• Given records:
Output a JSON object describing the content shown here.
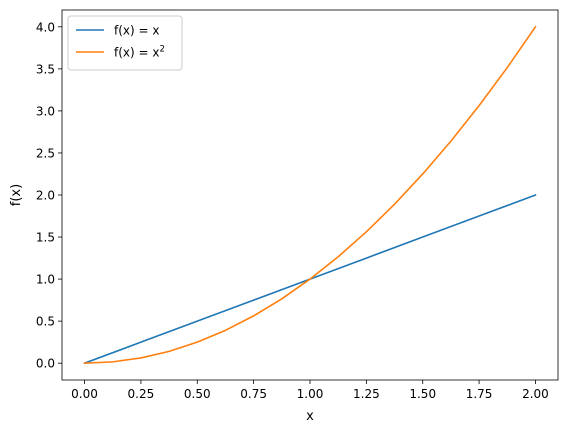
{
  "chart_data": {
    "type": "line",
    "xlabel": "x",
    "ylabel": "f(x)",
    "xlim": [
      -0.1,
      2.1
    ],
    "ylim": [
      -0.2,
      4.2
    ],
    "xticks": [
      0.0,
      0.25,
      0.5,
      0.75,
      1.0,
      1.25,
      1.5,
      1.75,
      2.0
    ],
    "xtick_labels": [
      "0.00",
      "0.25",
      "0.50",
      "0.75",
      "1.00",
      "1.25",
      "1.50",
      "1.75",
      "2.00"
    ],
    "yticks": [
      0.0,
      0.5,
      1.0,
      1.5,
      2.0,
      2.5,
      3.0,
      3.5,
      4.0
    ],
    "ytick_labels": [
      "0.0",
      "0.5",
      "1.0",
      "1.5",
      "2.0",
      "2.5",
      "3.0",
      "3.5",
      "4.0"
    ],
    "grid": false,
    "legend_position": "top-left",
    "series": [
      {
        "name": "f(x) = x",
        "name_base": "f(x) = x",
        "name_sup": "",
        "color": "#1f77b4",
        "x": [
          0.0,
          0.25,
          0.5,
          0.75,
          1.0,
          1.25,
          1.5,
          1.75,
          2.0
        ],
        "y": [
          0.0,
          0.25,
          0.5,
          0.75,
          1.0,
          1.25,
          1.5,
          1.75,
          2.0
        ]
      },
      {
        "name": "f(x) = x2",
        "name_base": "f(x) = x",
        "name_sup": "2",
        "color": "#ff7f0e",
        "x": [
          0.0,
          0.125,
          0.25,
          0.375,
          0.5,
          0.625,
          0.75,
          0.875,
          1.0,
          1.125,
          1.25,
          1.375,
          1.5,
          1.625,
          1.75,
          1.875,
          2.0
        ],
        "y": [
          0.0,
          0.015625,
          0.0625,
          0.140625,
          0.25,
          0.390625,
          0.5625,
          0.765625,
          1.0,
          1.265625,
          1.5625,
          1.890625,
          2.25,
          2.640625,
          3.0625,
          3.515625,
          4.0
        ]
      }
    ]
  }
}
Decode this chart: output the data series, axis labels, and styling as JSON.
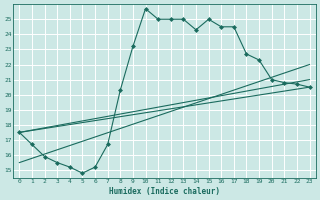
{
  "xlabel": "Humidex (Indice chaleur)",
  "ylabel": "",
  "bg_color": "#cce8e5",
  "line_color": "#1a6b5e",
  "marker_color": "#1a6b5e",
  "xlim": [
    -0.5,
    23.5
  ],
  "ylim": [
    14.5,
    26.0
  ],
  "xticks": [
    0,
    1,
    2,
    3,
    4,
    5,
    6,
    7,
    8,
    9,
    10,
    11,
    12,
    13,
    14,
    15,
    16,
    17,
    18,
    19,
    20,
    21,
    22,
    23
  ],
  "yticks": [
    15,
    16,
    17,
    18,
    19,
    20,
    21,
    22,
    23,
    24,
    25
  ],
  "lines": [
    {
      "x": [
        0,
        1,
        2,
        3,
        4,
        5,
        6,
        7,
        8,
        9,
        10,
        11,
        12,
        13,
        14,
        15,
        16,
        17,
        18,
        19,
        20,
        21,
        22,
        23
      ],
      "y": [
        17.5,
        16.7,
        15.9,
        15.5,
        15.2,
        14.8,
        15.2,
        16.7,
        20.3,
        23.2,
        25.7,
        25.0,
        25.0,
        25.0,
        24.3,
        25.0,
        24.5,
        24.5,
        22.7,
        22.3,
        21.0,
        20.8,
        20.7,
        20.5
      ],
      "has_markers": true
    },
    {
      "x": [
        0,
        23
      ],
      "y": [
        17.5,
        20.5
      ],
      "has_markers": false
    },
    {
      "x": [
        0,
        23
      ],
      "y": [
        15.5,
        22.0
      ],
      "has_markers": false
    },
    {
      "x": [
        0,
        23
      ],
      "y": [
        17.5,
        21.0
      ],
      "has_markers": false
    }
  ]
}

• Task to carry out: Search the data for the word "series" and copy each line where it appears.

• Output for this exercise:
    "series": [
Decode this chart: output the data series, axis labels, and styling as JSON.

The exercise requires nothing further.